Render the stretch of records that opens with the line containing "- back-window-titlebar[interactable]: A" and closes with the line containing "- label-lfquality: lfQuality: [312, 464, 356, 478]" as a Markdown table with the columns Row and Entry, giving each line a row number and leaving out blank lines.

[Layout element annotations]

(begin)

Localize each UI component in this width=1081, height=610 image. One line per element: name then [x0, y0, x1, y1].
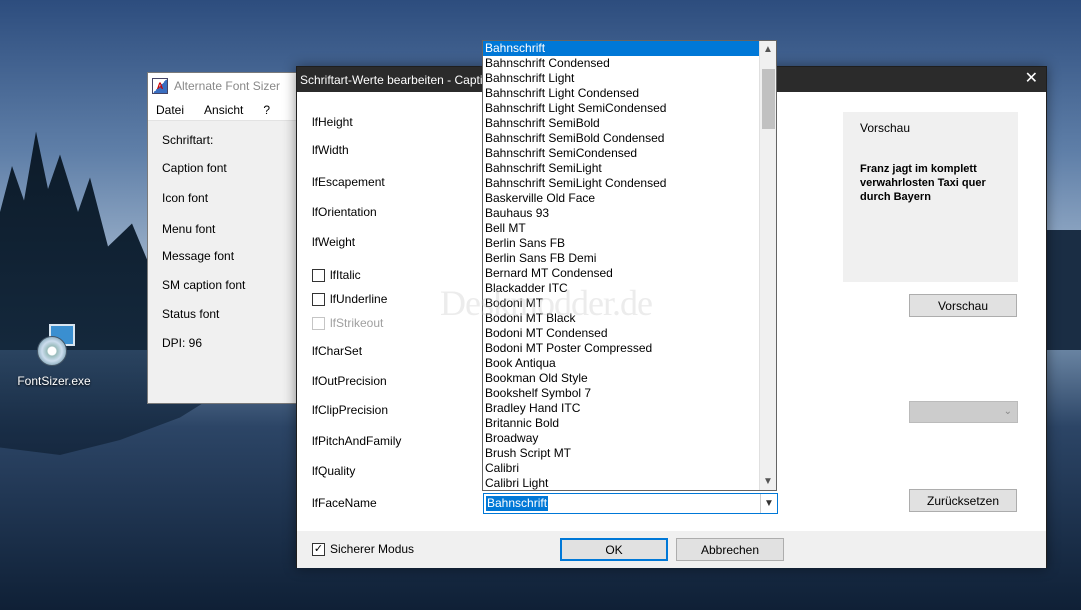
- back-window-titlebar[interactable]: A Alternate Font Sizer: [148, 73, 306, 99]
- checkbox-box: [312, 316, 325, 330]
- label-lffacename: lfFaceName: [312, 496, 377, 510]
- label-lfquality: lfQuality: [312, 464, 356, 478]
- dropdown-item[interactable]: Bookshelf Symbol 7: [483, 386, 759, 401]
- cancel-button[interactable]: Abbrechen: [676, 538, 784, 561]
- dropdown-items: Bahnschrift Bahnschrift Condensed Bahnschr…: [483, 41, 759, 491]
- scroll-up-icon[interactable]: ▲: [760, 41, 776, 58]
- back-window-menubar: Datei Ansicht ?: [148, 99, 306, 121]
- dropdown-item[interactable]: Britannic Bold: [483, 416, 759, 431]
- dropdown-item[interactable]: Bauhaus 93: [483, 206, 759, 221]
- dropdown-item[interactable]: Bahnschrift SemiLight: [483, 161, 759, 176]
- dropdown-item[interactable]: Bahnschrift Light SemiCondensed: [483, 101, 759, 116]
- dropdown-item[interactable]: Berlin Sans FB: [483, 236, 759, 251]
- dialog-title: Schriftart-Werte bearbeiten - Capti: [300, 72, 483, 87]
- dropdown-item[interactable]: Berlin Sans FB Demi: [483, 251, 759, 266]
- label-lfcharset: lfCharSet: [312, 344, 363, 358]
- dropdown-item[interactable]: Bodoni MT Condensed: [483, 326, 759, 341]
- dropdown-item[interactable]: Bradley Hand ITC: [483, 401, 759, 416]
- checkbox-label: Sicherer Modus: [330, 542, 415, 556]
- label-lfpitchandfamily: lfPitchAndFamily: [312, 434, 402, 448]
- dropdown-item[interactable]: Bahnschrift Light Condensed: [483, 86, 759, 101]
- back-window-title: Alternate Font Sizer: [174, 79, 281, 93]
- dropdown-item[interactable]: Brush Script MT: [483, 446, 759, 461]
- back-item-status-font[interactable]: Status font: [162, 307, 219, 321]
- menu-help[interactable]: ?: [263, 103, 270, 117]
- checkbox-box[interactable]: [312, 292, 325, 306]
- dropdown-item[interactable]: Bahnschrift: [483, 41, 759, 56]
- app-icon: A: [152, 78, 168, 94]
- scroll-down-icon[interactable]: ▼: [760, 473, 776, 490]
- back-item-dpi: DPI: 96: [162, 336, 203, 350]
- checkbox-lfstrikeout: lfStrikeout: [312, 316, 383, 330]
- dropdown-item[interactable]: Bodoni MT: [483, 296, 759, 311]
- label-lfescapement: lfEscapement: [312, 175, 385, 189]
- back-item-menu-font[interactable]: Menu font: [162, 222, 215, 236]
- dropdown-item[interactable]: Bahnschrift Condensed: [483, 56, 759, 71]
- dropdown-scrollbar[interactable]: ▲ ▼: [759, 41, 776, 490]
- dropdown-item[interactable]: Calibri: [483, 461, 759, 476]
- preview-button[interactable]: Vorschau: [909, 294, 1017, 317]
- checkbox-safe-mode[interactable]: ✓ Sicherer Modus: [312, 542, 414, 556]
- alternate-font-sizer-window: A Alternate Font Sizer Datei Ansicht ? S…: [147, 72, 307, 404]
- facename-combobox[interactable]: Bahnschrift ▼: [483, 493, 778, 514]
- checkbox-label: lfUnderline: [330, 292, 388, 306]
- preview-sample-text: Franz jagt im komplett verwahrlosten Tax…: [860, 163, 986, 203]
- desktop-hills: [1046, 230, 1081, 350]
- disabled-combobox: ⌄: [909, 401, 1018, 423]
- dropdown-item[interactable]: Calibri Light: [483, 476, 759, 491]
- back-item-icon-font[interactable]: Icon font: [162, 191, 208, 205]
- facename-value[interactable]: Bahnschrift: [486, 496, 549, 511]
- back-item-sm-caption-font[interactable]: SM caption font: [162, 278, 245, 292]
- checkbox-box[interactable]: ✓: [312, 542, 325, 556]
- back-item-schriftart: Schriftart:: [162, 133, 214, 147]
- dropdown-item[interactable]: Book Antiqua: [483, 356, 759, 371]
- desktop-icon-label: FontSizer.exe: [17, 374, 91, 388]
- dropdown-item[interactable]: Bernard MT Condensed: [483, 266, 759, 281]
- desktop-icon-fontsizer[interactable]: FontSizer.exe: [14, 322, 94, 388]
- back-item-message-font[interactable]: Message font: [162, 249, 234, 263]
- back-item-caption-font[interactable]: Caption font: [162, 161, 227, 175]
- dropdown-item[interactable]: Blackadder ITC: [483, 281, 759, 296]
- checkbox-box[interactable]: [312, 268, 325, 282]
- label-lforientation: lfOrientation: [312, 205, 377, 219]
- close-icon[interactable]: ✕: [1025, 71, 1038, 87]
- dropdown-item[interactable]: Bahnschrift SemiBold Condensed: [483, 131, 759, 146]
- dropdown-item[interactable]: Bahnschrift SemiLight Condensed: [483, 176, 759, 191]
- scrollbar-thumb[interactable]: [762, 69, 775, 129]
- dropdown-item[interactable]: Broadway: [483, 431, 759, 446]
- dropdown-item[interactable]: Bahnschrift SemiCondensed: [483, 146, 759, 161]
- label-lfwidth: lfWidth: [312, 143, 349, 157]
- chevron-down-icon: ⌄: [1003, 406, 1012, 417]
- menu-ansicht[interactable]: Ansicht: [204, 103, 243, 117]
- dropdown-item[interactable]: Bodoni MT Poster Compressed: [483, 341, 759, 356]
- checkbox-lfunderline[interactable]: lfUnderline: [312, 292, 387, 306]
- dropdown-item[interactable]: Bahnschrift Light: [483, 71, 759, 86]
- fontsizer-app-icon: [31, 322, 77, 368]
- chevron-down-icon[interactable]: ▼: [760, 494, 777, 513]
- dropdown-item[interactable]: Bahnschrift SemiBold: [483, 116, 759, 131]
- dropdown-item[interactable]: Bell MT: [483, 221, 759, 236]
- label-lfweight: lfWeight: [312, 235, 356, 249]
- dialog-footer: ✓ Sicherer Modus OK Abbrechen: [297, 531, 1046, 568]
- menu-datei[interactable]: Datei: [156, 103, 184, 117]
- reset-button[interactable]: Zurücksetzen: [909, 489, 1017, 512]
- label-lfoutprecision: lfOutPrecision: [312, 374, 387, 388]
- preview-title: Vorschau: [860, 121, 911, 135]
- facename-dropdown-list[interactable]: Bahnschrift Bahnschrift Condensed Bahnschr…: [482, 40, 777, 491]
- checkbox-label: lfStrikeout: [330, 316, 384, 330]
- label-lfclipprecision: lfClipPrecision: [312, 403, 389, 417]
- checkbox-label: lfItalic: [330, 268, 361, 282]
- dropdown-item[interactable]: Bookman Old Style: [483, 371, 759, 386]
- checkbox-lfitalic[interactable]: lfItalic: [312, 268, 361, 282]
- dropdown-item[interactable]: Baskerville Old Face: [483, 191, 759, 206]
- dropdown-item[interactable]: Bodoni MT Black: [483, 311, 759, 326]
- ok-button[interactable]: OK: [560, 538, 668, 561]
- preview-pane: Vorschau Franz jagt im komplett verwahrl…: [843, 112, 1018, 282]
- label-lfheight: lfHeight: [312, 115, 353, 129]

(end)

EXERCISE SOLUTION →
| Row | Entry |
|---|---|
| 1 | - back-window-titlebar[interactable]: A Alternate Font Sizer: [148, 73, 306, 99] |
| 2 | - checkbox-box: [312, 316, 325, 330] |
| 3 | - label-lffacename: lfFaceName: [312, 496, 377, 510] |
| 4 | - label-lfquality: lfQuality: [312, 464, 356, 478] |